Problem: How many of these lines hold the string "Climate"? Answer with the number only.

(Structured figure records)
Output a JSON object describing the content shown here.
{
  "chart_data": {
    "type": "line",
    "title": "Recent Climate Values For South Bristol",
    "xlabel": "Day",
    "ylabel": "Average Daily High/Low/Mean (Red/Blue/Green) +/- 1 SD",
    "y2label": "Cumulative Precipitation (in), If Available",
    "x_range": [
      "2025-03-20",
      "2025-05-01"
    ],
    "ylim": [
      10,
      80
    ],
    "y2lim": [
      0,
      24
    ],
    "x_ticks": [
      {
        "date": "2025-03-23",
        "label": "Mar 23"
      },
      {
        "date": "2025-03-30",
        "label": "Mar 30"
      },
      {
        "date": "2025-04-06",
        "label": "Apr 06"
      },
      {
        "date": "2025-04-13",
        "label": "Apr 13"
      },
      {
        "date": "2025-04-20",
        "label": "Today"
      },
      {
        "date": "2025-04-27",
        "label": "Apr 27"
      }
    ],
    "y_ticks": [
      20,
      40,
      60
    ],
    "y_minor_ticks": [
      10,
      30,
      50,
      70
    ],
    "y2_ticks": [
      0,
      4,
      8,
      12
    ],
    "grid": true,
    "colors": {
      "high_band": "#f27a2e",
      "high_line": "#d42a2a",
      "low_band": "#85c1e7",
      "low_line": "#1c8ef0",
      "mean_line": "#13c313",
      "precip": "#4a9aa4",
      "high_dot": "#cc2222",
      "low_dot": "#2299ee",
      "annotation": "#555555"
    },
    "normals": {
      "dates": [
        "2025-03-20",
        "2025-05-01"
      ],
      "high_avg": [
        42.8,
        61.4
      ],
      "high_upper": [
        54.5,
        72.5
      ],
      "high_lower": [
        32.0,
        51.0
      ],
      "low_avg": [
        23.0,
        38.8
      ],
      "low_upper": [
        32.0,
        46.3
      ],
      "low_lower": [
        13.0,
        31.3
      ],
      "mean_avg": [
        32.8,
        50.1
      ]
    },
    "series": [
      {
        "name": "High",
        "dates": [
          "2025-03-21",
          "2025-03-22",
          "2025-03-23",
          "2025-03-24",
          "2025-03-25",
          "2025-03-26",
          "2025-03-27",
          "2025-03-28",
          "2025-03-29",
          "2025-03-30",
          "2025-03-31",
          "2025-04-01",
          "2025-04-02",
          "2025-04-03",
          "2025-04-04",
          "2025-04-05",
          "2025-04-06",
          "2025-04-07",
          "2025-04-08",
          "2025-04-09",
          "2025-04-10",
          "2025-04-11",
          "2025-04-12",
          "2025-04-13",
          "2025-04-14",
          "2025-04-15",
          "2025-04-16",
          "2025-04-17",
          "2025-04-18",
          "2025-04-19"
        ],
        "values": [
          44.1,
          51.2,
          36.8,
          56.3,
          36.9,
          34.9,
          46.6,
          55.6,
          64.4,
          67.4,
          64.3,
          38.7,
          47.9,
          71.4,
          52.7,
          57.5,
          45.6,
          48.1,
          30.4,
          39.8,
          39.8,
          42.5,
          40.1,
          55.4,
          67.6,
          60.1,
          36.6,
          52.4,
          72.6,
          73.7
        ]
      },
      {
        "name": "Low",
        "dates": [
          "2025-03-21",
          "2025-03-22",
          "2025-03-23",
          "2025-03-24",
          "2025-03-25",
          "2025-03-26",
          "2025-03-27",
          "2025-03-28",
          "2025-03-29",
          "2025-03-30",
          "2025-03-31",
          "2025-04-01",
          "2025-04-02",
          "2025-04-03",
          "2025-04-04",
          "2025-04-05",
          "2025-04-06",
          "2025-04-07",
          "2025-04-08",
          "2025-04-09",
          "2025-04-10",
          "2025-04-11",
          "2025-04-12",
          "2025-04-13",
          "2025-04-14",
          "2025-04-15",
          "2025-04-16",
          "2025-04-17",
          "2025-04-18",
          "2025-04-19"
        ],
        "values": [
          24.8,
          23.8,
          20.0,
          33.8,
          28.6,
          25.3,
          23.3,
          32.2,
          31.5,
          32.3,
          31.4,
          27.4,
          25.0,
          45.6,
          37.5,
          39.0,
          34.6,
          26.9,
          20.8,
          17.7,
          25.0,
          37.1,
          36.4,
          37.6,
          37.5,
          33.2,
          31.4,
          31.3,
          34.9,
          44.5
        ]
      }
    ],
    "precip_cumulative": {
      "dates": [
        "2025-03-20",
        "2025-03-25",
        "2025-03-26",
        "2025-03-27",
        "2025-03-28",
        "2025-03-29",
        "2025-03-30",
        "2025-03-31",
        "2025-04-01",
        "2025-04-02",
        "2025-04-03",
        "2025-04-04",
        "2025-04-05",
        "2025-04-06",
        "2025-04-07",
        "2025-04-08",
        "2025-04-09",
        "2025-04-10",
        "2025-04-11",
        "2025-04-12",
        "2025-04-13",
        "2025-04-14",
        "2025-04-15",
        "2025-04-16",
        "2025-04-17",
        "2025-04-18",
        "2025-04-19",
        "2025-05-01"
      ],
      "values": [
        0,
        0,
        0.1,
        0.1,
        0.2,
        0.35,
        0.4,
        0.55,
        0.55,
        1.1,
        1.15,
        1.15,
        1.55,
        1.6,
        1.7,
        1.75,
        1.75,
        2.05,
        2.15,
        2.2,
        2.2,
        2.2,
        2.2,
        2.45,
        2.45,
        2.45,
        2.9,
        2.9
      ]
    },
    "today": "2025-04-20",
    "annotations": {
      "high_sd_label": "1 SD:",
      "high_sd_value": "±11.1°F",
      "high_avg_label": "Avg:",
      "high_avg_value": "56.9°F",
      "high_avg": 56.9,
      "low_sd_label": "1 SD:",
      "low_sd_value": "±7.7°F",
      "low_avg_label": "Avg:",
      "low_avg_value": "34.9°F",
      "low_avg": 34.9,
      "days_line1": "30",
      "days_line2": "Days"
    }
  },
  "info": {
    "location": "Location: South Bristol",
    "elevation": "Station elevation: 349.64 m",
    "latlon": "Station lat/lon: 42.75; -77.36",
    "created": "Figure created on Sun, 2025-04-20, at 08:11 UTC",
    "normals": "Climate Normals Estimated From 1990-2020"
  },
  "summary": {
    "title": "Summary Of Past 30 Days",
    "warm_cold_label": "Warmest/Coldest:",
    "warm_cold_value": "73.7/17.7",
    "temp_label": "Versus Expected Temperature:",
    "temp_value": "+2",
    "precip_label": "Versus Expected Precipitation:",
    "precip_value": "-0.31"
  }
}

Final result: 2